= Requirement =
Locate the string "增加了附录" in the listing below. Copy every line where it is found.

** start Dataset records **

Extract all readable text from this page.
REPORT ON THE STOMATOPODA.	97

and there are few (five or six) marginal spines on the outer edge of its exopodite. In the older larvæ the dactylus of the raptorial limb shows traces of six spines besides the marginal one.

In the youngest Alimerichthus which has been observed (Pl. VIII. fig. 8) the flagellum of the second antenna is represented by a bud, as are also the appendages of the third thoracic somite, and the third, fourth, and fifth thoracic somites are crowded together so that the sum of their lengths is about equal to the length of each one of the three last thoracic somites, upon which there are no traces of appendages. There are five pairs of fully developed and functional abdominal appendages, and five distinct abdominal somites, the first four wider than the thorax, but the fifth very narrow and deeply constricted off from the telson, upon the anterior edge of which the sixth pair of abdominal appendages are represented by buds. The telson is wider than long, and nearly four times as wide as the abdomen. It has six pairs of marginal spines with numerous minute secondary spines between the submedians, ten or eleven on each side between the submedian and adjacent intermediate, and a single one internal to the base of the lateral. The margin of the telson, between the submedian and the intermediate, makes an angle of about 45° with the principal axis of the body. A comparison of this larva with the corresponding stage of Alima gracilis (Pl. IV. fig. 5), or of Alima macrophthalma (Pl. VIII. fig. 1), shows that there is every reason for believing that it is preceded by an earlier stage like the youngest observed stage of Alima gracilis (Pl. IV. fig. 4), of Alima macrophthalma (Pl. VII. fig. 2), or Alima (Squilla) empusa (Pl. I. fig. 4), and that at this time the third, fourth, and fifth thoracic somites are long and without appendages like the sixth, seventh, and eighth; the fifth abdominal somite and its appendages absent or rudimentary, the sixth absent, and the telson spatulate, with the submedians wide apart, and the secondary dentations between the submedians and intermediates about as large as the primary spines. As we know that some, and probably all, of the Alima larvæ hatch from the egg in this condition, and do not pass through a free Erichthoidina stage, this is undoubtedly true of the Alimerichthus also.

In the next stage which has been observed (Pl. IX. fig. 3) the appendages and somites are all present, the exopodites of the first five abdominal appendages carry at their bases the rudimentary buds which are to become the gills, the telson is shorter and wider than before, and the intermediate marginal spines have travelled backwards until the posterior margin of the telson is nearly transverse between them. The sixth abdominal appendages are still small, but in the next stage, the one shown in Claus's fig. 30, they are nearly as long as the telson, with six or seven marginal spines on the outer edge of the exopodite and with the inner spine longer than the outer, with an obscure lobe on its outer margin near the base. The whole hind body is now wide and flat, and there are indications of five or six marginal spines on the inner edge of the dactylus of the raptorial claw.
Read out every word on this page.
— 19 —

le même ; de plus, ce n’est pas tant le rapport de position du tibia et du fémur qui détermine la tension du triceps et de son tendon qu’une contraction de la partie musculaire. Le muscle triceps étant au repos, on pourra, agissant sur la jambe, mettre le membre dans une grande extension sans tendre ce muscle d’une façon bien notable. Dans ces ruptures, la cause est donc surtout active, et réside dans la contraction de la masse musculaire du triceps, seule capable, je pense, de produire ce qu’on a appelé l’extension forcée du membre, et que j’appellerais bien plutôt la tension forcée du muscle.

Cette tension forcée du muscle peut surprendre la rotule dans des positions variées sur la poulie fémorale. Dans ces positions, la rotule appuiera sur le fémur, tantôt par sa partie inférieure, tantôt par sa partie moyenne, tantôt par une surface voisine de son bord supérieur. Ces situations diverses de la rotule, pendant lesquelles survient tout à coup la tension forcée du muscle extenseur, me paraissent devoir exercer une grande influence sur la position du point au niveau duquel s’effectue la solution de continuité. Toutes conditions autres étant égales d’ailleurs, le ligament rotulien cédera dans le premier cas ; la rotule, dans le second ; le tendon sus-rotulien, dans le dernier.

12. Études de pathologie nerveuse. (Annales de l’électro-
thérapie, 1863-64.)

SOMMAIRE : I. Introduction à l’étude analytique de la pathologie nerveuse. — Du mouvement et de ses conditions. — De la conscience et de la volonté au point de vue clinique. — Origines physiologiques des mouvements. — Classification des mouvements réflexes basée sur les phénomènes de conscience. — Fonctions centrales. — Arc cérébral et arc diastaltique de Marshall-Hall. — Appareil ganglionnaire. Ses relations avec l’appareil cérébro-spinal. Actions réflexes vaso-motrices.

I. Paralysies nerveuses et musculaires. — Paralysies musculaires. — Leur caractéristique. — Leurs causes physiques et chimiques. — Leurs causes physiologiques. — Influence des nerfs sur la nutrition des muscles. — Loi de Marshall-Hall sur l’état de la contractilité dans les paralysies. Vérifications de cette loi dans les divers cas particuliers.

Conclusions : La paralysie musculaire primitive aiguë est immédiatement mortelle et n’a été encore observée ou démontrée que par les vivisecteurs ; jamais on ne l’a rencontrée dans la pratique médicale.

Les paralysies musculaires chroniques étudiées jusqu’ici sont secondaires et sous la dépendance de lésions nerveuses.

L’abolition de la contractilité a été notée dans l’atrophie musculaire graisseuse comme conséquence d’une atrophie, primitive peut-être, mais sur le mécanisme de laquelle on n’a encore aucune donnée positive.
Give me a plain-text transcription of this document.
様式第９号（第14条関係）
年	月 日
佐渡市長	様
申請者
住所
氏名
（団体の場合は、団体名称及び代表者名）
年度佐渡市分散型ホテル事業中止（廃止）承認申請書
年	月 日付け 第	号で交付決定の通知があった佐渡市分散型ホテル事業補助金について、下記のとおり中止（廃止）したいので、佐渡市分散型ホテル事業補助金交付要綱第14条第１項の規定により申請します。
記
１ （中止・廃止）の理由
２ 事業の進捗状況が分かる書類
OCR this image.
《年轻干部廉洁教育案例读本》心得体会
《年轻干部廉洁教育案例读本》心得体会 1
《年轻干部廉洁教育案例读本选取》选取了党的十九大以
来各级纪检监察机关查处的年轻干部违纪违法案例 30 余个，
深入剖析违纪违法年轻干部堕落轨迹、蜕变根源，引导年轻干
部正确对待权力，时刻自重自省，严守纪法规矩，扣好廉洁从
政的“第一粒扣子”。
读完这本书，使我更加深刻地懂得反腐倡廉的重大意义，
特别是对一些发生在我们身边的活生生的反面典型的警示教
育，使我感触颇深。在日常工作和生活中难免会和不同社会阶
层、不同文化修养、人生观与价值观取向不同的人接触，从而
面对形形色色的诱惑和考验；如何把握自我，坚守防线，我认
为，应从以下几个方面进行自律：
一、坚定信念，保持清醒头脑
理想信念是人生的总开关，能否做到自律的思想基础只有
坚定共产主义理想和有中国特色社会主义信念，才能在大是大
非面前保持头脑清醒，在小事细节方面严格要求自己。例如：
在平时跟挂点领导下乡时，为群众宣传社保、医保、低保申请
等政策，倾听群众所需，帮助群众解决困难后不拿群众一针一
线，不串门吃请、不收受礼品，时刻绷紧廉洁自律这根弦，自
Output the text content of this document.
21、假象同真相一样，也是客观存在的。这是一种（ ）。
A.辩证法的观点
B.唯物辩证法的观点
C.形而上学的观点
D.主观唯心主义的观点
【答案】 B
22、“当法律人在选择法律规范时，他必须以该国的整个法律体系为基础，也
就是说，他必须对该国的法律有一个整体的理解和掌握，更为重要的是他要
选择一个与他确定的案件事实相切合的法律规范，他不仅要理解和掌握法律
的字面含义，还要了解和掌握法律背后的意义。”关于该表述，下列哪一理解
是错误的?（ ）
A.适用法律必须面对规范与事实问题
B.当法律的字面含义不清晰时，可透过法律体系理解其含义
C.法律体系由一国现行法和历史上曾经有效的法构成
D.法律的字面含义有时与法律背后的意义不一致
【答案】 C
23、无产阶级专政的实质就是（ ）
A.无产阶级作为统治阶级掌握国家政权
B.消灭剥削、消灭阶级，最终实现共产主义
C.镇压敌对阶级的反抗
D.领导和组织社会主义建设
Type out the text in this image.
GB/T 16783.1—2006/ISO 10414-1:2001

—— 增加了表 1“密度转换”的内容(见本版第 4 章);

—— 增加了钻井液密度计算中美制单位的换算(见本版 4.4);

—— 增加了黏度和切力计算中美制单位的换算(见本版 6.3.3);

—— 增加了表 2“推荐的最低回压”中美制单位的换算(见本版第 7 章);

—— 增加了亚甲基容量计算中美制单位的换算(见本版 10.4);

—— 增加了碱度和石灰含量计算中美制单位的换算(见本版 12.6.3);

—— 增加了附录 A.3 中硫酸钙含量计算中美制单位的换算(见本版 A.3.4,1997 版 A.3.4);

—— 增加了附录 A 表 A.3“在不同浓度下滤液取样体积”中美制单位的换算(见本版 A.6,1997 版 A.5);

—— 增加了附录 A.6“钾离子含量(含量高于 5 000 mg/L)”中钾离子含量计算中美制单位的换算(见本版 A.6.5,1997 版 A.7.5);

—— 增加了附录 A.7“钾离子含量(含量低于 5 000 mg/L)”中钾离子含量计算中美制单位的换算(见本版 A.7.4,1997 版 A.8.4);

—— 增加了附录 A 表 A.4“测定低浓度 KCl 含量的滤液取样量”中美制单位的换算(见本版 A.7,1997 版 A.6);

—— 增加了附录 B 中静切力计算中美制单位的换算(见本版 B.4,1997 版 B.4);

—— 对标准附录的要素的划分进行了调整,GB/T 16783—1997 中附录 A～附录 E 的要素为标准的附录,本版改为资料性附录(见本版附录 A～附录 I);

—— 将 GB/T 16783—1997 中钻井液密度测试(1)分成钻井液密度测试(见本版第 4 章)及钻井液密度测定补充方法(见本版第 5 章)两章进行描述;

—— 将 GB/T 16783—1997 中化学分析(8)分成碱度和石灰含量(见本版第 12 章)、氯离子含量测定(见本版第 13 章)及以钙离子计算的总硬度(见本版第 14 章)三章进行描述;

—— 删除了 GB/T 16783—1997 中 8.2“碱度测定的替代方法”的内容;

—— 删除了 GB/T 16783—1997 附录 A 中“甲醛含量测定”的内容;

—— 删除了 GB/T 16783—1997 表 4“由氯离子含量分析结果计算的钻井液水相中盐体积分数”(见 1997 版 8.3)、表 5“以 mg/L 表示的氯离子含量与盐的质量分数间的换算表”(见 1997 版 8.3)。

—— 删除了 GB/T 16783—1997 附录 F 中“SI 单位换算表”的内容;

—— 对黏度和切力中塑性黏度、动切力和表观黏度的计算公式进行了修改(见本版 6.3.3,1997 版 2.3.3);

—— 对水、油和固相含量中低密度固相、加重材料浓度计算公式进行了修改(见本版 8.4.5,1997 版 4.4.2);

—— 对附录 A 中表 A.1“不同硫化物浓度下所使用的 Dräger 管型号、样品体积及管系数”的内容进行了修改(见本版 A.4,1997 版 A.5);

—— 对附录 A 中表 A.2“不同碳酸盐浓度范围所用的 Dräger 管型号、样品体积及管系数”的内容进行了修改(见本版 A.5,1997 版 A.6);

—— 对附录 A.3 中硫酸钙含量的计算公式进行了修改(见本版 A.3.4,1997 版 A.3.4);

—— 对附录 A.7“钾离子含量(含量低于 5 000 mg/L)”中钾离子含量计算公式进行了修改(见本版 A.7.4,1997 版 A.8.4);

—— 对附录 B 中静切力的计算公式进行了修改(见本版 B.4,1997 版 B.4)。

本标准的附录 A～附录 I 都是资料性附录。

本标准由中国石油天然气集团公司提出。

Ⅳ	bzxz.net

** end Dataset records **

= Response below =
—— 增加了附录 A.3 中硫酸钙含量计算中美制单位的换算(见本版 A.3.4,1997 版 A.3.4);
—— 增加了附录 A 表 A.3“在不同浓度下滤液取样体积”中美制单位的换算(见本版 A.6,1997 版 A.5);
—— 增加了附录 A.6“钾离子含量(含量高于 5 000 mg/L)”中钾离子含量计算中美制单位的换算(见本版 A.6.5,1997 版 A.7.5);
—— 增加了附录 A.7“钾离子含量(含量低于 5 000 mg/L)”中钾离子含量计算中美制单位的换算(见本版 A.7.4,1997 版 A.8.4);
—— 增加了附录 A 表 A.4“测定低浓度 KCl 含量的滤液取样量”中美制单位的换算(见本版 A.7,1997 版 A.6);
—— 增加了附录 B 中静切力计算中美制单位的换算(见本版 B.4,1997 版 B.4);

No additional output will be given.